> [EXERCISE INSTRUCTIONS]: Return every line below in which "рабочее" appears.

> [SUPPLIED DATA]:
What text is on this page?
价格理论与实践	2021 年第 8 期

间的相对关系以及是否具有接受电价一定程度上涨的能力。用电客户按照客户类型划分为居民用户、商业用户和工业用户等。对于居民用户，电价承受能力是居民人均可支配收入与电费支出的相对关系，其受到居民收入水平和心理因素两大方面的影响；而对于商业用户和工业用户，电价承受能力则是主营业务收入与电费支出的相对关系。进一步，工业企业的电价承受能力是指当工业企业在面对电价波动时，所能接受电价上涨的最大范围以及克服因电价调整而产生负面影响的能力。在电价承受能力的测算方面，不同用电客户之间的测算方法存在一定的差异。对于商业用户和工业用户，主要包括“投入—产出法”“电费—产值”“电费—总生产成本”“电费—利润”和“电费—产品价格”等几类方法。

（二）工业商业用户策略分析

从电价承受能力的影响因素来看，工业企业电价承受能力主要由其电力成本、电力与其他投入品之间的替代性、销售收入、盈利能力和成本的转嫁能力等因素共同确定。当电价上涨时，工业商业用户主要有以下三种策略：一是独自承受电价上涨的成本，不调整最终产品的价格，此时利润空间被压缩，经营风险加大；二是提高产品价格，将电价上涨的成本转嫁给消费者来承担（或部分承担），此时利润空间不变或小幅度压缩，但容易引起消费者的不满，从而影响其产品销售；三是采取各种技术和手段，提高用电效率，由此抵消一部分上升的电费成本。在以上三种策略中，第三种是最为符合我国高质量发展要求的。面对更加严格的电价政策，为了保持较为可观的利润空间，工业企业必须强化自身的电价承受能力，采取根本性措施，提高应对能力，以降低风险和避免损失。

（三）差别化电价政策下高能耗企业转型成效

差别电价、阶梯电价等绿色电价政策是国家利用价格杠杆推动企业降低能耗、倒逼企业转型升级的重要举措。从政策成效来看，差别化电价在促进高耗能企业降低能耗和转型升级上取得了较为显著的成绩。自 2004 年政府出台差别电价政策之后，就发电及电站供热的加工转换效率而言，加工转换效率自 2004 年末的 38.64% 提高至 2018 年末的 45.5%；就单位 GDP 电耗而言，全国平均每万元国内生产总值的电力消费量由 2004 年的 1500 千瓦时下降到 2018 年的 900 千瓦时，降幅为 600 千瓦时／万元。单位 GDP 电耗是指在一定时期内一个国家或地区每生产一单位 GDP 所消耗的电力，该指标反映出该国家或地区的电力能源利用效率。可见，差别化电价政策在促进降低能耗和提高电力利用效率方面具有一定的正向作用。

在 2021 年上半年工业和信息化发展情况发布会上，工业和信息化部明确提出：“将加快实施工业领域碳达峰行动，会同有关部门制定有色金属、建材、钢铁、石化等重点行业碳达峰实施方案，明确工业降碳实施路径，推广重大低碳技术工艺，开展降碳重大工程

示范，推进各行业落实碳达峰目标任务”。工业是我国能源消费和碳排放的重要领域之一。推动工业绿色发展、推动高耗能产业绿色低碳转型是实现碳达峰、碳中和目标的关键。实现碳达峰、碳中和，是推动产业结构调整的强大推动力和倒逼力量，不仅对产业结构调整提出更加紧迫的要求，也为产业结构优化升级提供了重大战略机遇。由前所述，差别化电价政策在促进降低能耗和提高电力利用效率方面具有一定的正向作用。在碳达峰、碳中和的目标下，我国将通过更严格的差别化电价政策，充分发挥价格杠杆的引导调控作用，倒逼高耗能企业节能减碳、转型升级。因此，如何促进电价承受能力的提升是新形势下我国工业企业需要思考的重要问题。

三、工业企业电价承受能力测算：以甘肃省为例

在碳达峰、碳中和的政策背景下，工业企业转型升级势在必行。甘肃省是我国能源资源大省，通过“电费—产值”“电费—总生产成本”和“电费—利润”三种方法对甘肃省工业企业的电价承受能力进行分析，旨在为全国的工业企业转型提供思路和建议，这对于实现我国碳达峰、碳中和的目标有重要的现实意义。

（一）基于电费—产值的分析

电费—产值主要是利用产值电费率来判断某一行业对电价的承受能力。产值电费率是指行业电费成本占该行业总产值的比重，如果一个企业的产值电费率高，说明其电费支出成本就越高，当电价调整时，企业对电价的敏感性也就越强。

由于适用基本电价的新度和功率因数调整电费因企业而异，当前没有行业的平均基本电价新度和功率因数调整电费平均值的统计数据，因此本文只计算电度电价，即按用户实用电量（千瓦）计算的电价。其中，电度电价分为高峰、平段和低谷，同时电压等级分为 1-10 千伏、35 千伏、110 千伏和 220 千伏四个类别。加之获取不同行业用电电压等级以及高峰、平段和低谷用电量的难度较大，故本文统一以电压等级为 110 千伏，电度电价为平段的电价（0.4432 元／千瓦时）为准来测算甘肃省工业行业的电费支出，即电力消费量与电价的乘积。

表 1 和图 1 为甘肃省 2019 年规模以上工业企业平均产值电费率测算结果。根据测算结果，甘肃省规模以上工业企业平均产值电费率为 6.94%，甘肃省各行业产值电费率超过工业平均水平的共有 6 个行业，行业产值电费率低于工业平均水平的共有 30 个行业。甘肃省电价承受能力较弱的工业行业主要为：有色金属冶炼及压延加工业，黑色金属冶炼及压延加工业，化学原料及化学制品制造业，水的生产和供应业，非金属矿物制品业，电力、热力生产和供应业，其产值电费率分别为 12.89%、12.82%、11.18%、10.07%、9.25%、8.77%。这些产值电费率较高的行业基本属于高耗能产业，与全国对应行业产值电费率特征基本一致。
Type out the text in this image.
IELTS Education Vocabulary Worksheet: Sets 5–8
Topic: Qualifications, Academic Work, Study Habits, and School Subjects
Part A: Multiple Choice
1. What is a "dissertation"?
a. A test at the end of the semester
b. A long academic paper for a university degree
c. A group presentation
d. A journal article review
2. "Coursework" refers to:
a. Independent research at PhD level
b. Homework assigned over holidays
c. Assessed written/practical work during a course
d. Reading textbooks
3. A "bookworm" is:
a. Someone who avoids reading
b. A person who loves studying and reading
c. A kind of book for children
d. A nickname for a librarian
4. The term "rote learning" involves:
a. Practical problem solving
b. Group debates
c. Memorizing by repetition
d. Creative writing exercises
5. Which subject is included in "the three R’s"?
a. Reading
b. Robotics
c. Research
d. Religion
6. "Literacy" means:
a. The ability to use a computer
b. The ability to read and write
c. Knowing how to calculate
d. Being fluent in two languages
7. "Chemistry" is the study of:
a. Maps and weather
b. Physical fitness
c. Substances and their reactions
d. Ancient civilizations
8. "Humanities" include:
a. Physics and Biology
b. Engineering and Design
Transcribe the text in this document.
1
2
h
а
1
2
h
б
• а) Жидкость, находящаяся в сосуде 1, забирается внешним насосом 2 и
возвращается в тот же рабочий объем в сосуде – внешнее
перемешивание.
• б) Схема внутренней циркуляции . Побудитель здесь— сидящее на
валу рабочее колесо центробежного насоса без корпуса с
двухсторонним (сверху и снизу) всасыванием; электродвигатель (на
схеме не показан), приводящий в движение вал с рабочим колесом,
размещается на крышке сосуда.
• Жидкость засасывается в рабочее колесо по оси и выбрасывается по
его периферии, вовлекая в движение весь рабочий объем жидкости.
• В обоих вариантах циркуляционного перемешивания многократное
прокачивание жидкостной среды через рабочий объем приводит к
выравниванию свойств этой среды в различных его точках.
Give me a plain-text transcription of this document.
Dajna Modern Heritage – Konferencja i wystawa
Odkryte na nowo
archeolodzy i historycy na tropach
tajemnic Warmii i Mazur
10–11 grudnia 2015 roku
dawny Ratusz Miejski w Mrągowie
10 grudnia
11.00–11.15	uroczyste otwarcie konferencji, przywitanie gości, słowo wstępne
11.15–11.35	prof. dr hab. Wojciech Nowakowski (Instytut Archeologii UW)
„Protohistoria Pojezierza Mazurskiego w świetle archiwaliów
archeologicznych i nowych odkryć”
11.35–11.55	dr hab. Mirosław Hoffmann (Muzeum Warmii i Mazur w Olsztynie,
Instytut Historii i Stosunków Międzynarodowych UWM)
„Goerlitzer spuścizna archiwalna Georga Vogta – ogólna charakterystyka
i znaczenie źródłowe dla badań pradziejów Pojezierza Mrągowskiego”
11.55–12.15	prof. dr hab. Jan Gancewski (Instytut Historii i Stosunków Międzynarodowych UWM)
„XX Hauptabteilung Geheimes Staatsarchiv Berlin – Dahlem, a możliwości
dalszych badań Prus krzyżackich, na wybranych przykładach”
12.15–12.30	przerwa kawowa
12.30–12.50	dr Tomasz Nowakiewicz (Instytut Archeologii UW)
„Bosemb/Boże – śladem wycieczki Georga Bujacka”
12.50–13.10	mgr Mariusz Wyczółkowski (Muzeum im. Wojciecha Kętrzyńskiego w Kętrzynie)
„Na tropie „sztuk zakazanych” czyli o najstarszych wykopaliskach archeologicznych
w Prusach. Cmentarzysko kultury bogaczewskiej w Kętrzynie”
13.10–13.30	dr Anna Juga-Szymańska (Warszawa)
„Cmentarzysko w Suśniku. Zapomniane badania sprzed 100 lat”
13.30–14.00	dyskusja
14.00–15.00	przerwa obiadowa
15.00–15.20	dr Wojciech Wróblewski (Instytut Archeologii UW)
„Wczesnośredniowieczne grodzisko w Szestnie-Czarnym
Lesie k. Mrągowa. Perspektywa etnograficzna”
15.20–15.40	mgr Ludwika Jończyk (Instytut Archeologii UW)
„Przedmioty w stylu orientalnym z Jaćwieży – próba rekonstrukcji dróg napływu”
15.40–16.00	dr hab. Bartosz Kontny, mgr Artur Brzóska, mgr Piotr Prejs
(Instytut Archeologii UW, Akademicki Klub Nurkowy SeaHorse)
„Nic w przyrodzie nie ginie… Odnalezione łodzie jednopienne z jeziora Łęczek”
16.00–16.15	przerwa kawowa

> [FINISHED ANSWER]:
валу рабочее колесо центробежного насоса без корпуса с
• Жидкость засасывается в рабочее колесо по оси и выбрасывается по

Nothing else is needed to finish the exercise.